[Aim] Transcribe only the part of the listing below that begins at the line containing "Convert this screenshot" and runs to its final line, keeping both ends.

── Available data

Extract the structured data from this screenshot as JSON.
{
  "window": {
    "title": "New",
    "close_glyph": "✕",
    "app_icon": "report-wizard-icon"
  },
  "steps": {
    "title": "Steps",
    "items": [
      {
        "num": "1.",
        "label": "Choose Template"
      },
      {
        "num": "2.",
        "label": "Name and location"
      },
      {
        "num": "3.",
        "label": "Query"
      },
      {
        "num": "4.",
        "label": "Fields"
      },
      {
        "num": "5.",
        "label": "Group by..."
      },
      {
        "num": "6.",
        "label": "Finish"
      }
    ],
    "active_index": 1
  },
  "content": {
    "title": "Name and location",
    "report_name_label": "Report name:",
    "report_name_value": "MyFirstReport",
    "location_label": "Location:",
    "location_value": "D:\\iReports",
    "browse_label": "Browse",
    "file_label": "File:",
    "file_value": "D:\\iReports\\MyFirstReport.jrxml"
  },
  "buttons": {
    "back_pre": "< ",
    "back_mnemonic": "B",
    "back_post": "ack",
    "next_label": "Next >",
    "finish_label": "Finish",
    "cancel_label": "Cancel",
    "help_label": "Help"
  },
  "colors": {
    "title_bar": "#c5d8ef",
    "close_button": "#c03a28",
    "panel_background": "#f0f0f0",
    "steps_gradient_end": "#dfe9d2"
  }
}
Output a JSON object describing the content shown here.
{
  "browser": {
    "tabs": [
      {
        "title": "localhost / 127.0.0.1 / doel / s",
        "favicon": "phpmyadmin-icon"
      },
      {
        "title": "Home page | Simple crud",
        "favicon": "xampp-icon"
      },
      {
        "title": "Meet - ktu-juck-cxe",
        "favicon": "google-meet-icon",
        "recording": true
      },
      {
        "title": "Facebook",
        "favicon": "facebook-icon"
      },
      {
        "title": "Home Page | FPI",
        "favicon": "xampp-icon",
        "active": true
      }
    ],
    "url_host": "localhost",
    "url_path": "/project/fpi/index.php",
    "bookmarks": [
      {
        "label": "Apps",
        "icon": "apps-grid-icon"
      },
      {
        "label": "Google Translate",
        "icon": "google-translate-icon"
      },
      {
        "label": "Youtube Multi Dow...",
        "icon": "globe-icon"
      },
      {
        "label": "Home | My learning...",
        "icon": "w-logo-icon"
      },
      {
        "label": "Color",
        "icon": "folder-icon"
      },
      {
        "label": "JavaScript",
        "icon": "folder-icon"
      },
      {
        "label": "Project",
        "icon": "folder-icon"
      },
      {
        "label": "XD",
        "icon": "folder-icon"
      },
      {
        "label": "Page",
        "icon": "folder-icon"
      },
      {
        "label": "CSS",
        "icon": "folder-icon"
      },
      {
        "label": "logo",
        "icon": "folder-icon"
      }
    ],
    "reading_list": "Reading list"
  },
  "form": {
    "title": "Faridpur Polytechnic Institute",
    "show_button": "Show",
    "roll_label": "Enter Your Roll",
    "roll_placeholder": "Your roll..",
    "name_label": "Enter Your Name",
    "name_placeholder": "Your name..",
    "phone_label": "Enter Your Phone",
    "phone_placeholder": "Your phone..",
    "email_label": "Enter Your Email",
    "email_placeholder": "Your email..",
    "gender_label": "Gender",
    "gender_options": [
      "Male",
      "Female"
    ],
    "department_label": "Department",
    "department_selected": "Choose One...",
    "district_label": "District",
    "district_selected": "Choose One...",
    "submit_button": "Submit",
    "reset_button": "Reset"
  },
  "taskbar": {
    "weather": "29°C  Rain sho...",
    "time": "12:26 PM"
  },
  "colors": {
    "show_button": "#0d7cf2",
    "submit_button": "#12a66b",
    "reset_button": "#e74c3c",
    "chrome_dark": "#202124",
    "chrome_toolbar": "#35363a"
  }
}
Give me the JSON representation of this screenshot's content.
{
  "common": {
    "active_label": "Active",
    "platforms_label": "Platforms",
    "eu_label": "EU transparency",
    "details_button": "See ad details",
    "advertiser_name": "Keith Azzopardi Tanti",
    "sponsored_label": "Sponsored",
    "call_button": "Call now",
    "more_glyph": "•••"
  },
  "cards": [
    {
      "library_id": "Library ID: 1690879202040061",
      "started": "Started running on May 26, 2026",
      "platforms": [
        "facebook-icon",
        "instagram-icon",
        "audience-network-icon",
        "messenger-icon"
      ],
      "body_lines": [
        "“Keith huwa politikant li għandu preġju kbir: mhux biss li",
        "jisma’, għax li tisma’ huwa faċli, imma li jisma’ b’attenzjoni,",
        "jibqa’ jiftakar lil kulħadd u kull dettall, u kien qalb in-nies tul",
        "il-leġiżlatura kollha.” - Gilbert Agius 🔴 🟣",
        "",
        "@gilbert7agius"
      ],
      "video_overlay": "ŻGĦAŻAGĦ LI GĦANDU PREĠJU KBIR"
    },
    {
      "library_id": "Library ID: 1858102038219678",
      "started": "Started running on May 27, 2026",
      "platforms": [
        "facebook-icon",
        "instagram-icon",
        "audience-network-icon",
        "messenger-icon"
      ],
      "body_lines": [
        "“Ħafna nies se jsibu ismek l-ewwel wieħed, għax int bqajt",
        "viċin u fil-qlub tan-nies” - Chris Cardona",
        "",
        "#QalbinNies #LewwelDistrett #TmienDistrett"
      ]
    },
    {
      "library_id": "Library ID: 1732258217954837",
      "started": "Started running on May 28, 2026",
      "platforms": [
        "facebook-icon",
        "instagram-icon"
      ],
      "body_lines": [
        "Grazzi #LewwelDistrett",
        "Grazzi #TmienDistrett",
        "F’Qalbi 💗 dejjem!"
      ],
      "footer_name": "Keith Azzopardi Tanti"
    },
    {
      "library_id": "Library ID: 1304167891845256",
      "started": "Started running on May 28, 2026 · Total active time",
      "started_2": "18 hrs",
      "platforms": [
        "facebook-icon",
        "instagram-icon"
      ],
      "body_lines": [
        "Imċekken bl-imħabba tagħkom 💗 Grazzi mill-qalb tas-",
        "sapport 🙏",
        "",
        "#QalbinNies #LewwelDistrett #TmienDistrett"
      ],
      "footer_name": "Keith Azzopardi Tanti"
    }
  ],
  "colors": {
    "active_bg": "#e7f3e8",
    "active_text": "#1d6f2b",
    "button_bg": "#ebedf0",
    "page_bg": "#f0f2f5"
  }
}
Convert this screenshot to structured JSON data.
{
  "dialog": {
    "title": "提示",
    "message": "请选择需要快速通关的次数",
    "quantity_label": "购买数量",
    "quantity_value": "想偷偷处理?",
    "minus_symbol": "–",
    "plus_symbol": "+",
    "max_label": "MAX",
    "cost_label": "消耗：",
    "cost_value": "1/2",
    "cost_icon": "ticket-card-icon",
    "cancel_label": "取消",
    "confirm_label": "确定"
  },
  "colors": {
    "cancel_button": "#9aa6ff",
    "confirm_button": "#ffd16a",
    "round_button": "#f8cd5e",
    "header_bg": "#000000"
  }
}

────

[Exercise solution]
Convert this screenshot to structured JSON data.
{
  "dialog": {
    "title": "提示",
    "message": "请选择需要快速通关的次数",
    "quantity_label": "购买数量",
    "quantity_value": "想偷偷处理?",
    "minus_symbol": "–",
    "plus_symbol": "+",
    "max_label": "MAX",
    "cost_label": "消耗：",
    "cost_value": "1/2",
    "cost_icon": "ticket-card-icon",
    "cancel_label": "取消",
    "confirm_label": "确定"
  },
  "colors": {
    "cancel_button": "#9aa6ff",
    "confirm_button": "#ffd16a",
    "round_button": "#f8cd5e",
    "header_bg": "#000000"
  }
}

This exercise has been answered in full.